▶ [GIVEN REQUEST]: Please rewrite the material below with every "staticText" changed to "label" and everything else left as is. Leave out the pictures.
** begin **
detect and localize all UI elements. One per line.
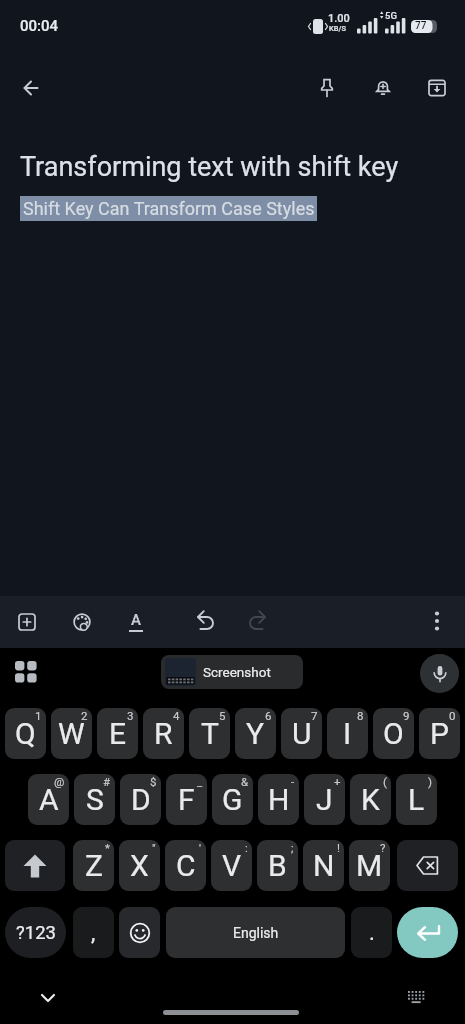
button[interactable]: ?123 <box>5 907 66 958</box>
staticText: R <box>154 716 173 751</box>
staticText: Q <box>15 716 36 751</box>
button[interactable]: V <box>211 840 252 891</box>
staticText: 5 <box>219 709 226 722</box>
staticText: K <box>361 782 380 817</box>
button[interactable]: Q <box>5 708 46 759</box>
button[interactable] <box>397 840 458 891</box>
staticText: 77 <box>415 20 427 32</box>
staticText: C <box>176 848 196 883</box>
button[interactable]: A <box>124 610 148 634</box>
staticText: 7 <box>311 709 318 722</box>
button[interactable]: G <box>212 774 253 825</box>
button[interactable]: I <box>327 708 368 759</box>
staticText: Z <box>85 848 103 883</box>
button[interactable] <box>34 984 62 1012</box>
button[interactable]: J <box>304 774 345 825</box>
staticText: KB/S <box>329 24 346 33</box>
button[interactable] <box>70 610 94 634</box>
staticText: + <box>334 775 341 788</box>
button[interactable] <box>119 907 160 958</box>
staticText: : <box>245 841 248 854</box>
button[interactable] <box>315 76 339 100</box>
staticText: English <box>233 925 279 941</box>
button[interactable]: X <box>119 840 160 891</box>
staticText: ? <box>380 841 386 854</box>
button[interactable]: H <box>258 774 299 825</box>
staticText: ! <box>337 841 340 854</box>
button[interactable]: K <box>350 774 391 825</box>
staticText: T <box>201 716 219 751</box>
button[interactable]: A <box>28 774 69 825</box>
staticText: 5G <box>385 10 397 21</box>
staticText: O <box>383 716 404 751</box>
staticText: S <box>86 782 104 817</box>
staticText: Transforming text with shift key <box>20 151 399 183</box>
button[interactable] <box>11 657 41 687</box>
button[interactable] <box>425 76 449 100</box>
staticText: P <box>430 716 449 751</box>
button[interactable]: English <box>166 907 345 958</box>
button[interactable] <box>425 609 449 633</box>
staticText: W <box>58 716 85 751</box>
staticText: 6 <box>265 709 272 722</box>
staticText: 0 <box>449 709 456 722</box>
staticText: E <box>109 716 127 751</box>
button[interactable]: M <box>349 840 390 891</box>
button[interactable]: S <box>74 774 115 825</box>
button[interactable]: R <box>143 708 184 759</box>
staticText: X <box>130 848 149 883</box>
staticText: " <box>152 841 156 854</box>
button[interactable]: N <box>303 840 344 891</box>
staticText: @ <box>54 775 65 788</box>
button[interactable]: O <box>373 708 414 759</box>
staticText: 1 <box>35 709 42 722</box>
button[interactable] <box>402 984 430 1012</box>
button[interactable] <box>19 76 43 100</box>
button[interactable]: T <box>189 708 230 759</box>
staticText: J <box>316 782 333 817</box>
button[interactable]: , <box>73 907 114 958</box>
button[interactable]: . <box>351 907 392 958</box>
button[interactable]: Screenshot <box>161 655 303 689</box>
staticText: B <box>268 848 287 883</box>
staticText: 2 <box>81 709 88 722</box>
staticText: 8 <box>357 709 364 722</box>
button[interactable] <box>420 654 459 693</box>
button[interactable]: E <box>97 708 138 759</box>
button[interactable] <box>5 840 65 891</box>
staticText: ' <box>199 841 202 854</box>
staticText: # <box>103 775 111 788</box>
staticText: A <box>131 611 141 629</box>
staticText: Shift Key Can Transform Case Styles <box>23 198 315 219</box>
staticText: $ <box>150 775 157 788</box>
staticText: 1.00 <box>328 12 350 25</box>
staticText: ?123 <box>16 922 56 944</box>
button[interactable]: B <box>257 840 298 891</box>
staticText: V <box>222 848 242 883</box>
staticText: I <box>343 716 352 751</box>
button[interactable] <box>245 609 269 633</box>
staticText: ( <box>383 775 387 788</box>
button[interactable]: Y <box>235 708 276 759</box>
staticText: M <box>356 848 383 883</box>
button[interactable]: P <box>419 708 460 759</box>
staticText: , <box>91 920 96 946</box>
button[interactable]: Z <box>73 840 114 891</box>
button[interactable]: F <box>166 774 207 825</box>
staticText: D <box>131 782 151 817</box>
staticText: & <box>241 775 249 788</box>
button[interactable] <box>371 76 395 100</box>
button[interactable]: D <box>120 774 161 825</box>
button[interactable]: L <box>396 774 437 825</box>
button[interactable]: W <box>51 708 92 759</box>
staticText: L <box>408 782 425 817</box>
button[interactable]: C <box>165 840 206 891</box>
button[interactable] <box>194 609 218 633</box>
staticText: 3 <box>127 709 134 722</box>
button[interactable]: U <box>281 708 322 759</box>
button[interactable] <box>397 907 458 958</box>
button[interactable] <box>15 610 39 634</box>
staticText: A <box>39 782 59 817</box>
staticText: H <box>268 782 290 817</box>
staticText: ; <box>291 841 294 854</box>
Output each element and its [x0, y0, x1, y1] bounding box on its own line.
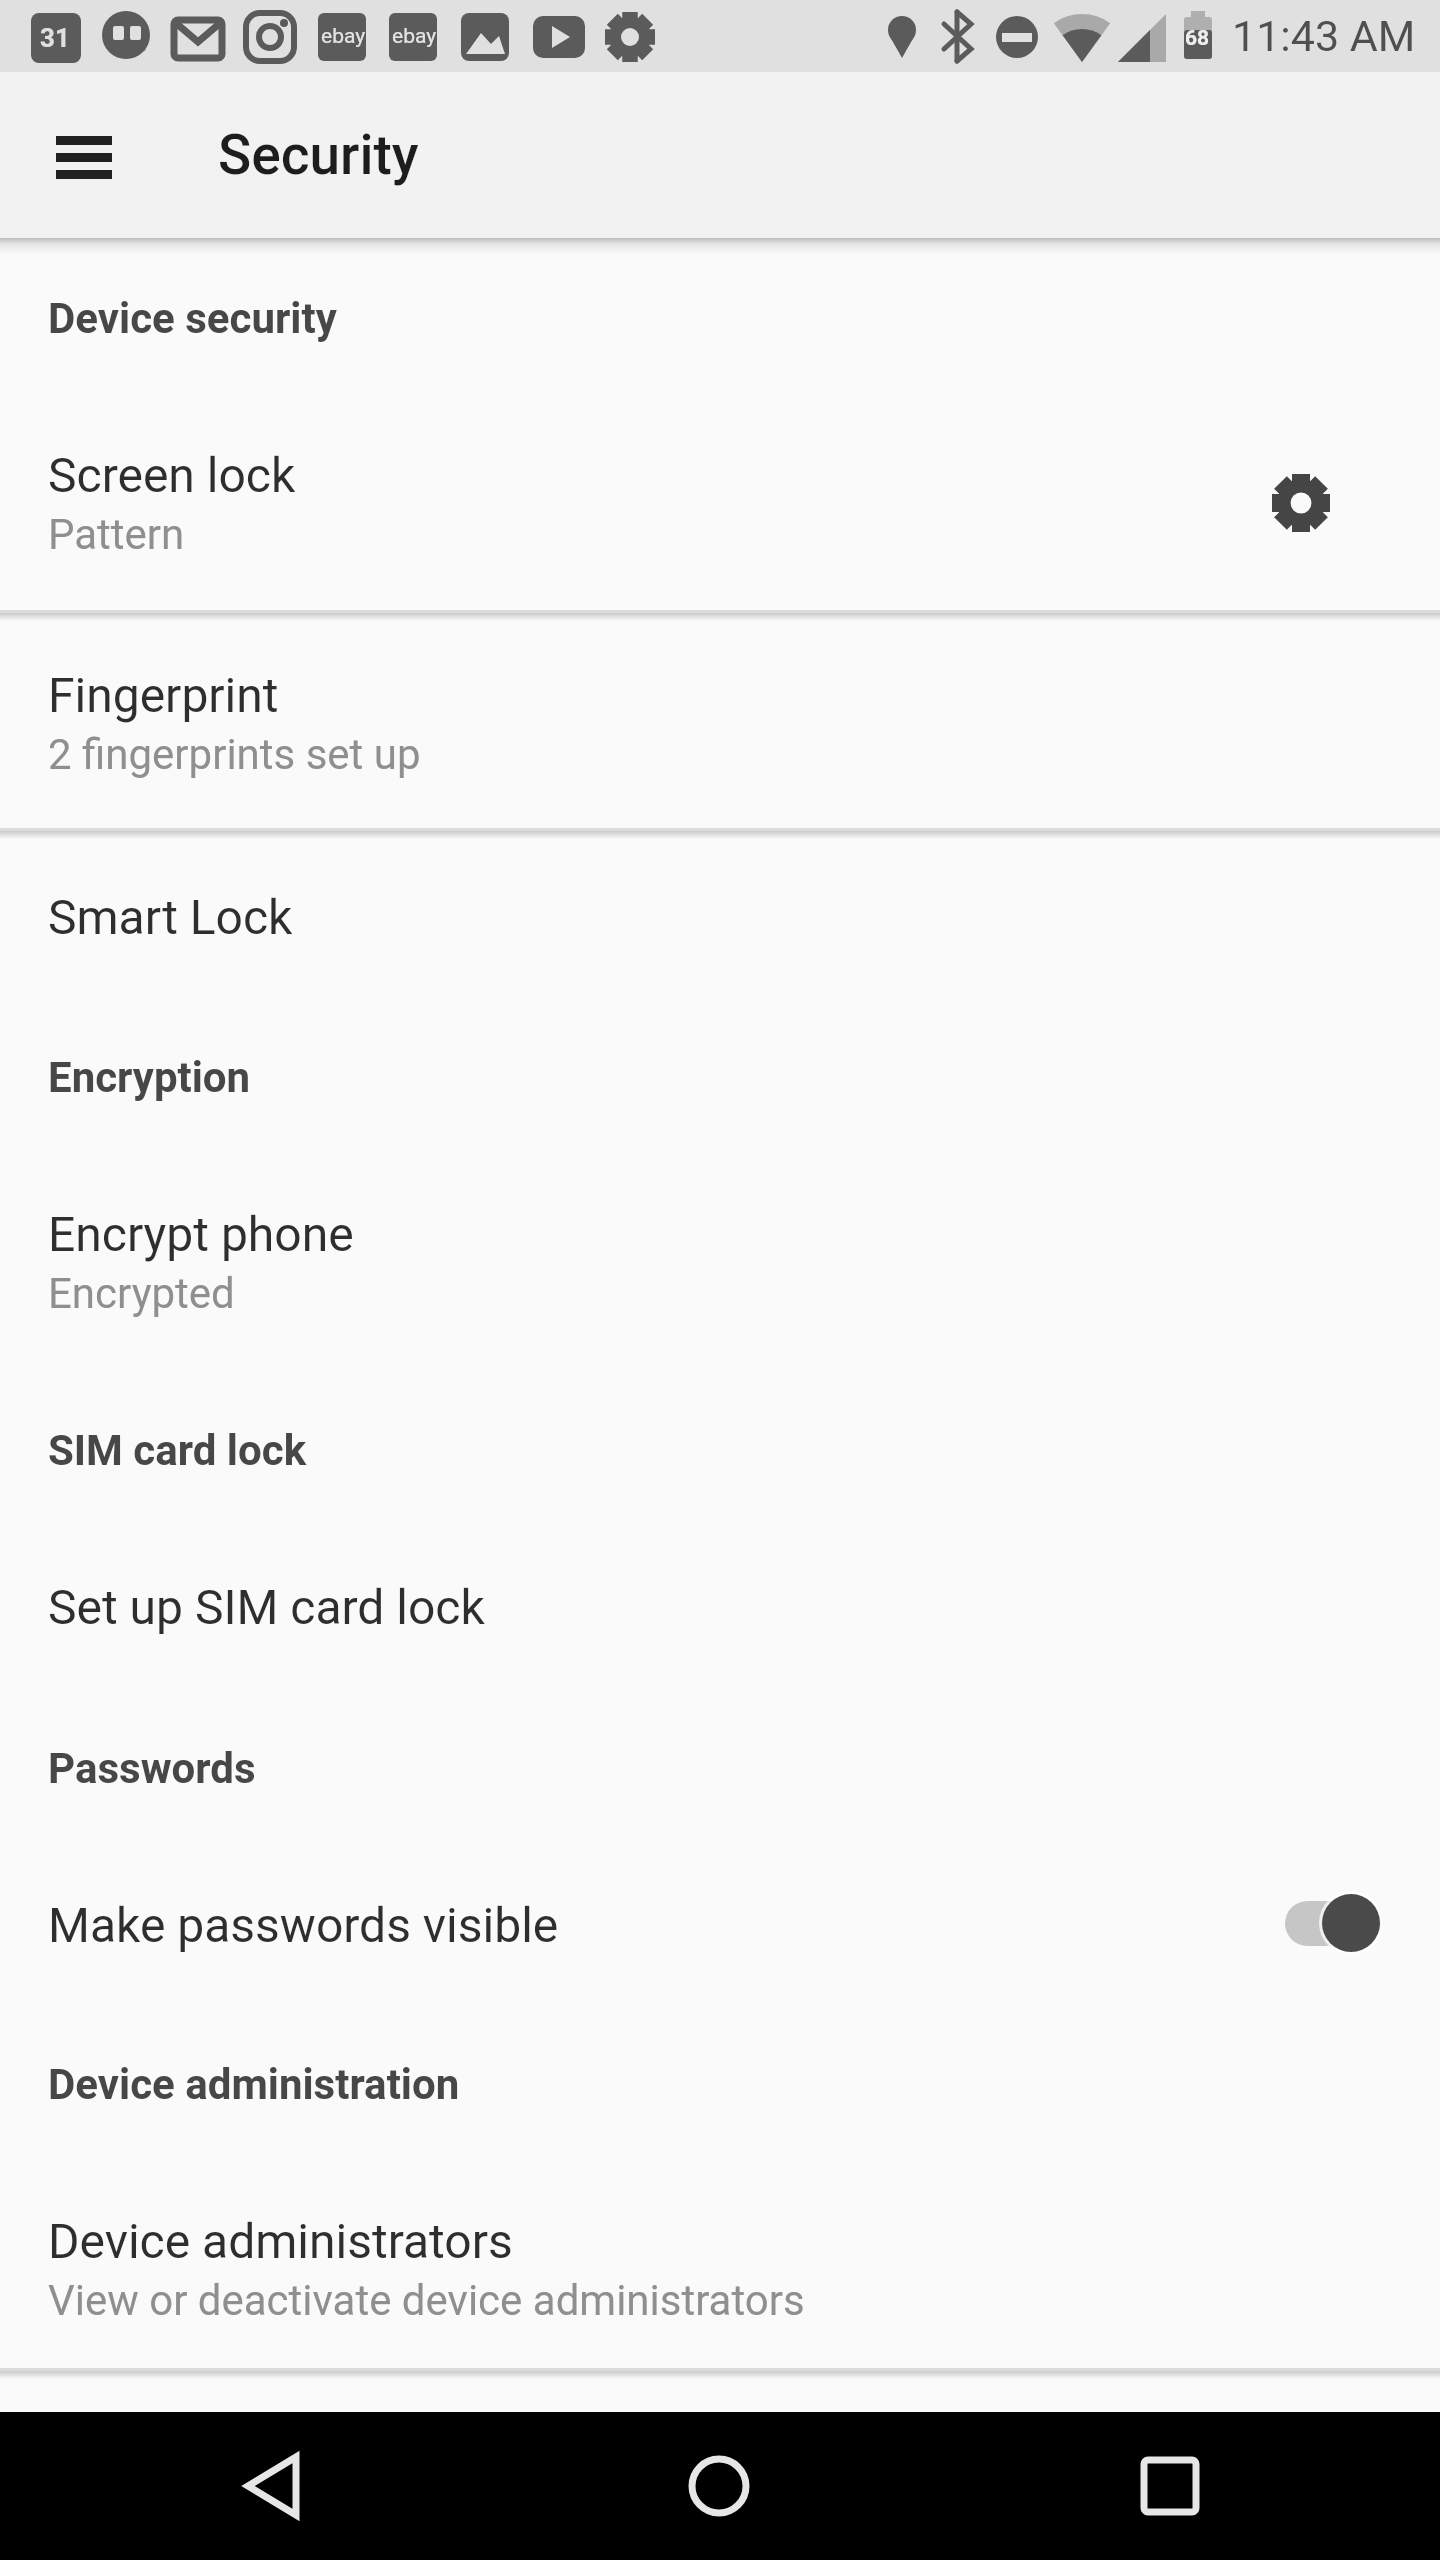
staticText: Encrypt phone — [48, 1206, 354, 1262]
button[interactable] — [210, 2426, 330, 2546]
button[interactable]: Screen lock — [0, 396, 1440, 610]
staticText: Device administration — [48, 2060, 460, 2109]
staticText: 11:43 AM — [1232, 11, 1416, 61]
staticText: Set up SIM card lock — [48, 1579, 485, 1635]
button[interactable] — [659, 2426, 779, 2546]
staticText: Make passwords visible — [48, 1897, 559, 1953]
button[interactable] — [1245, 447, 1357, 559]
button[interactable]: Smart Lock — [0, 838, 1440, 996]
staticText: Encryption — [48, 1053, 251, 1102]
button[interactable] — [1280, 1886, 1390, 1962]
staticText: ebay — [392, 24, 437, 49]
staticText: 31 — [40, 23, 70, 53]
staticText: 2 fingerprints set up — [48, 730, 421, 779]
staticText: Fingerprint — [48, 667, 279, 723]
staticText: Smart Lock — [48, 889, 293, 945]
button[interactable]: Fingerprint — [0, 616, 1440, 830]
staticText: SIM card lock — [48, 1426, 307, 1475]
staticText: Pattern — [48, 510, 185, 559]
button[interactable]: Encrypt phone — [0, 1147, 1440, 1377]
staticText: Encrypted — [48, 1269, 235, 1318]
button[interactable]: Make passwords visible — [0, 1830, 1440, 2020]
button[interactable] — [1110, 2426, 1230, 2546]
staticText: View or deactivate device administrators — [48, 2276, 805, 2325]
staticText: ebay — [321, 24, 366, 49]
staticText: Device security — [48, 294, 337, 343]
staticText: Device administrators — [48, 2213, 513, 2269]
button[interactable]: Device administrators — [0, 2170, 1440, 2368]
staticText: Security — [218, 123, 419, 187]
button[interactable]: Set up SIM card lock — [0, 1517, 1440, 1697]
staticText: Screen lock — [48, 447, 296, 503]
staticText: Passwords — [48, 1744, 256, 1793]
staticText: 68 — [1185, 26, 1210, 51]
button[interactable] — [28, 100, 138, 210]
** end **
▶ [TASK RESULT]:
detect and localize all UI elements. One per line.
button[interactable]: ?123 <box>5 907 66 958</box>
label: R <box>154 716 173 751</box>
label: Q <box>15 716 36 751</box>
button[interactable]: V <box>211 840 252 891</box>
label: 5 <box>219 709 226 722</box>
label: K <box>361 782 380 817</box>
button[interactable]: Q <box>5 708 46 759</box>
button[interactable] <box>397 840 458 891</box>
label: 77 <box>415 20 427 32</box>
label: C <box>176 848 196 883</box>
button[interactable]: A <box>124 610 148 634</box>
label: 7 <box>311 709 318 722</box>
button[interactable]: G <box>212 774 253 825</box>
button[interactable]: I <box>327 708 368 759</box>
label: Z <box>85 848 103 883</box>
button[interactable] <box>34 984 62 1012</box>
button[interactable]: J <box>304 774 345 825</box>
label: KB/S <box>329 24 346 33</box>
button[interactable] <box>70 610 94 634</box>
label: + <box>334 775 341 788</box>
button[interactable] <box>119 907 160 958</box>
label: : <box>245 841 248 854</box>
button[interactable] <box>315 76 339 100</box>
label: English <box>233 925 279 941</box>
button[interactable]: X <box>119 840 160 891</box>
label: ? <box>380 841 386 854</box>
button[interactable]: H <box>258 774 299 825</box>
label: ! <box>337 841 340 854</box>
button[interactable]: K <box>350 774 391 825</box>
label: T <box>201 716 219 751</box>
button[interactable]: A <box>28 774 69 825</box>
label: 5G <box>385 10 397 21</box>
label: O <box>383 716 404 751</box>
label: S <box>86 782 104 817</box>
label: Transforming text with shift key <box>20 151 399 183</box>
button[interactable] <box>11 657 41 687</box>
button[interactable] <box>425 76 449 100</box>
label: P <box>430 716 449 751</box>
button[interactable]: English <box>166 907 345 958</box>
button[interactable] <box>425 609 449 633</box>
label: W <box>58 716 85 751</box>
label: 6 <box>265 709 272 722</box>
label: 0 <box>449 709 456 722</box>
label: E <box>109 716 127 751</box>
button[interactable]: M <box>349 840 390 891</box>
button[interactable]: S <box>74 774 115 825</box>
button[interactable]: R <box>143 708 184 759</box>
label: X <box>130 848 149 883</box>
label: " <box>152 841 156 854</box>
button[interactable]: N <box>303 840 344 891</box>
label: @ <box>54 775 65 788</box>
button[interactable]: O <box>373 708 414 759</box>
label: 1 <box>35 709 42 722</box>
button[interactable] <box>402 984 430 1012</box>
button[interactable] <box>19 76 43 100</box>
button[interactable]: T <box>189 708 230 759</box>
label: J <box>316 782 333 817</box>
button[interactable]: , <box>73 907 114 958</box>
button[interactable]: . <box>351 907 392 958</box>
button[interactable]: Screenshot <box>161 655 303 689</box>
label: B <box>268 848 287 883</box>
label: 2 <box>81 709 88 722</box>
label: 8 <box>357 709 364 722</box>
button[interactable] <box>420 654 459 693</box>
button[interactable]: E <box>97 708 138 759</box>
button[interactable] <box>5 840 65 891</box>
label: ' <box>199 841 202 854</box>
label: # <box>103 775 111 788</box>
label: A <box>131 611 141 629</box>
label: Shift Key Can Transform Case Styles <box>23 198 315 219</box>
label: $ <box>150 775 157 788</box>
label: 1.00 <box>328 12 350 25</box>
label: ?123 <box>16 922 56 944</box>
button[interactable]: B <box>257 840 298 891</box>
label: V <box>222 848 242 883</box>
label: I <box>343 716 352 751</box>
button[interactable] <box>245 609 269 633</box>
label: ( <box>383 775 387 788</box>
button[interactable]: Y <box>235 708 276 759</box>
label: M <box>356 848 383 883</box>
button[interactable]: P <box>419 708 460 759</box>
label: , <box>91 920 96 946</box>
button[interactable]: Z <box>73 840 114 891</box>
button[interactable]: F <box>166 774 207 825</box>
label: D <box>131 782 151 817</box>
label: & <box>241 775 249 788</box>
button[interactable] <box>371 76 395 100</box>
button[interactable]: D <box>120 774 161 825</box>
button[interactable]: L <box>396 774 437 825</box>
button[interactable]: W <box>51 708 92 759</box>
label: L <box>408 782 425 817</box>
button[interactable]: C <box>165 840 206 891</box>
button[interactable] <box>194 609 218 633</box>
label: 3 <box>127 709 134 722</box>
button[interactable]: U <box>281 708 322 759</box>
button[interactable] <box>397 907 458 958</box>
button[interactable] <box>15 610 39 634</box>
label: A <box>39 782 59 817</box>
label: H <box>268 782 290 817</box>
label: ; <box>291 841 294 854</box>
Output each element and its [x0, y0, x1, y1] bounding box on its own line.
label: Encrypt phone — [48, 1206, 354, 1262]
button[interactable] — [210, 2426, 330, 2546]
button[interactable]: Screen lock — [0, 396, 1440, 610]
label: Device administration — [48, 2060, 460, 2109]
label: 11:43 AM — [1232, 11, 1416, 61]
label: Set up SIM card lock — [48, 1579, 485, 1635]
button[interactable] — [659, 2426, 779, 2546]
label: Make passwords visible — [48, 1897, 559, 1953]
button[interactable] — [1245, 447, 1357, 559]
button[interactable]: Smart Lock — [0, 838, 1440, 996]
label: Encryption — [48, 1053, 251, 1102]
button[interactable] — [1280, 1886, 1390, 1962]
label: ebay — [392, 24, 437, 49]
label: 31 — [40, 23, 70, 53]
label: 2 fingerprints set up — [48, 730, 421, 779]
label: Fingerprint — [48, 667, 279, 723]
label: Smart Lock — [48, 889, 293, 945]
button[interactable]: Fingerprint — [0, 616, 1440, 830]
label: SIM card lock — [48, 1426, 307, 1475]
label: Pattern — [48, 510, 185, 559]
button[interactable]: Encrypt phone — [0, 1147, 1440, 1377]
label: Encrypted — [48, 1269, 235, 1318]
button[interactable]: Make passwords visible — [0, 1830, 1440, 2020]
button[interactable] — [1110, 2426, 1230, 2546]
label: View or deactivate device administrators — [48, 2276, 805, 2325]
label: ebay — [321, 24, 366, 49]
label: Device security — [48, 294, 337, 343]
label: Device administrators — [48, 2213, 513, 2269]
button[interactable]: Device administrators — [0, 2170, 1440, 2368]
label: Security — [218, 123, 419, 187]
button[interactable]: Set up SIM card lock — [0, 1517, 1440, 1697]
label: Screen lock — [48, 447, 296, 503]
label: Passwords — [48, 1744, 256, 1793]
label: 68 — [1185, 26, 1210, 51]
button[interactable] — [28, 100, 138, 210]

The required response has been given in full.